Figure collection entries
┌──

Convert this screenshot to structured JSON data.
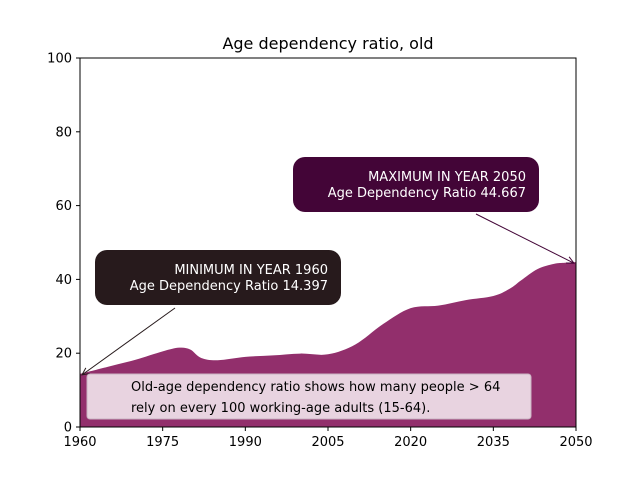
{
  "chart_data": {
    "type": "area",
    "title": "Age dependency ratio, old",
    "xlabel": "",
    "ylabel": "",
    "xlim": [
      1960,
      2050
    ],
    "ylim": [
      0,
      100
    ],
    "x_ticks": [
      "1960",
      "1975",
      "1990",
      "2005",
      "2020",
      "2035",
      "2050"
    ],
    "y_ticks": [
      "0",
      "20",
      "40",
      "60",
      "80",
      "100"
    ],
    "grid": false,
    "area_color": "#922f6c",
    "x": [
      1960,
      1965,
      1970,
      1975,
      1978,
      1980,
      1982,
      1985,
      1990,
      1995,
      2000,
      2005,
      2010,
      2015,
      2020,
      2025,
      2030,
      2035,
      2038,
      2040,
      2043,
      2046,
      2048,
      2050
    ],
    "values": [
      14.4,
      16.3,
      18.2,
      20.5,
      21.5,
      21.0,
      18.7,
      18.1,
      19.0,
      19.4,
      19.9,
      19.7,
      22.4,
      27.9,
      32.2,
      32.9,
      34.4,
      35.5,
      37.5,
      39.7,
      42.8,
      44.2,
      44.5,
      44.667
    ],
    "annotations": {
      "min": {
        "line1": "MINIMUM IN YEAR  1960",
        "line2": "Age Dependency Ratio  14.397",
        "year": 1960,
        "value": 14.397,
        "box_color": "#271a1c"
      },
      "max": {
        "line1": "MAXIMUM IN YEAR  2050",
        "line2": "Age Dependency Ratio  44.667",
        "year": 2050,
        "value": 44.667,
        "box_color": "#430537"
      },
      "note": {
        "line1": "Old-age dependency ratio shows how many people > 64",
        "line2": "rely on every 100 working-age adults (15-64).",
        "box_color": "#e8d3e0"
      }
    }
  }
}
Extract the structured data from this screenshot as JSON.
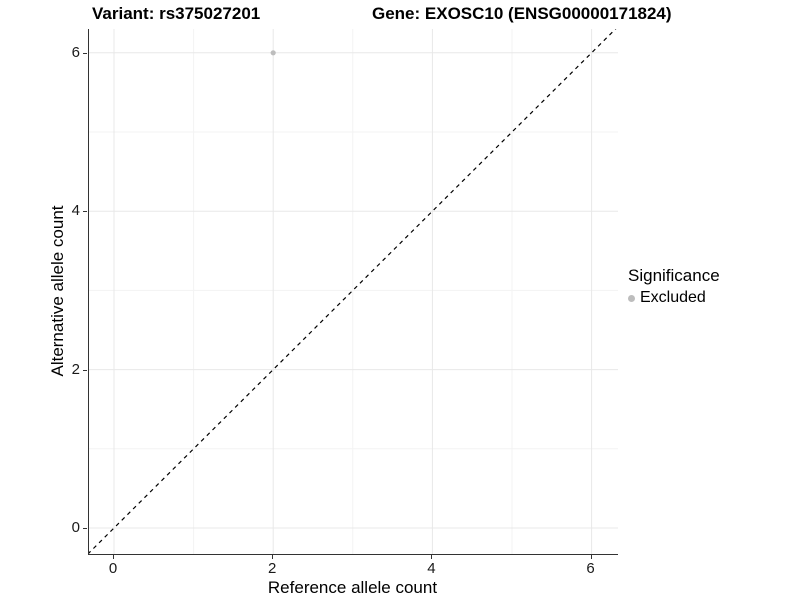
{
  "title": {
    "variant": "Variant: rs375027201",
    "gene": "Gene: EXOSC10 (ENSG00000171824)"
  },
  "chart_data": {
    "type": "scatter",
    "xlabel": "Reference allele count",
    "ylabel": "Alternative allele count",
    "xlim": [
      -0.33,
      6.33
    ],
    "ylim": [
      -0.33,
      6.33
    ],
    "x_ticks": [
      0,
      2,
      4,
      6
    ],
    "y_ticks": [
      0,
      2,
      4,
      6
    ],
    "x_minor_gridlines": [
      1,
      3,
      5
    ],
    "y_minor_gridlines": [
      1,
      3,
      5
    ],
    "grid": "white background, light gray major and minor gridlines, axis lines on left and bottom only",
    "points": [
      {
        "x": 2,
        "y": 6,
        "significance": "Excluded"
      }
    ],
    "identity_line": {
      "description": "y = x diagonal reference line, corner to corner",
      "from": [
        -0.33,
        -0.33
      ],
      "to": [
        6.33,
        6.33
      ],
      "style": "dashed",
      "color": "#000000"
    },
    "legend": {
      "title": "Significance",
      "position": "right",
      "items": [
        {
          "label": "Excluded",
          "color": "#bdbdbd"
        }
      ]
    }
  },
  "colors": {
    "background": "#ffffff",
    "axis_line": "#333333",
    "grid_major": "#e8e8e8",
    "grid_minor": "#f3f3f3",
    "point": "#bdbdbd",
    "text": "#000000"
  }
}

└──
┌──

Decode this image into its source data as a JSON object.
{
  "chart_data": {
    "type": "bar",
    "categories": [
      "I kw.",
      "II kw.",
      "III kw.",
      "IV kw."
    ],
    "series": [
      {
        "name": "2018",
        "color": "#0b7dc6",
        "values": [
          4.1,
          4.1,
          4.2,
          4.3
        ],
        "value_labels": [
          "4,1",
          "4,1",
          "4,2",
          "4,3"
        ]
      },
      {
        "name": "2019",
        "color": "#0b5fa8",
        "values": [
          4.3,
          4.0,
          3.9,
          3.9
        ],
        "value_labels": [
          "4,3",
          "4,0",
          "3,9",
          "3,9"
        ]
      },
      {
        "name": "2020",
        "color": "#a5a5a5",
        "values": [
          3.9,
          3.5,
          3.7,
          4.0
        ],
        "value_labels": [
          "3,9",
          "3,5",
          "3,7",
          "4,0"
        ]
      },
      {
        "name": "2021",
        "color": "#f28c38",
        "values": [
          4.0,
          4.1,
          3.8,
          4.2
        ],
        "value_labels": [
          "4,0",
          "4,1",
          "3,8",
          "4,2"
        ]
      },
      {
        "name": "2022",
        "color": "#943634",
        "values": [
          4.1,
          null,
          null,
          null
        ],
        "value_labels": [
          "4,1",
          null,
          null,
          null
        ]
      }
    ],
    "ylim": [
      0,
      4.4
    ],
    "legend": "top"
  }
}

└──

→ **YOUR GOAL**: Each line in the entries above that includes the string "count" should be extracted.

→ **COMPLETE RESPONSE**:
    "xlabel": "Reference allele count",
    "ylabel": "Alternative allele count",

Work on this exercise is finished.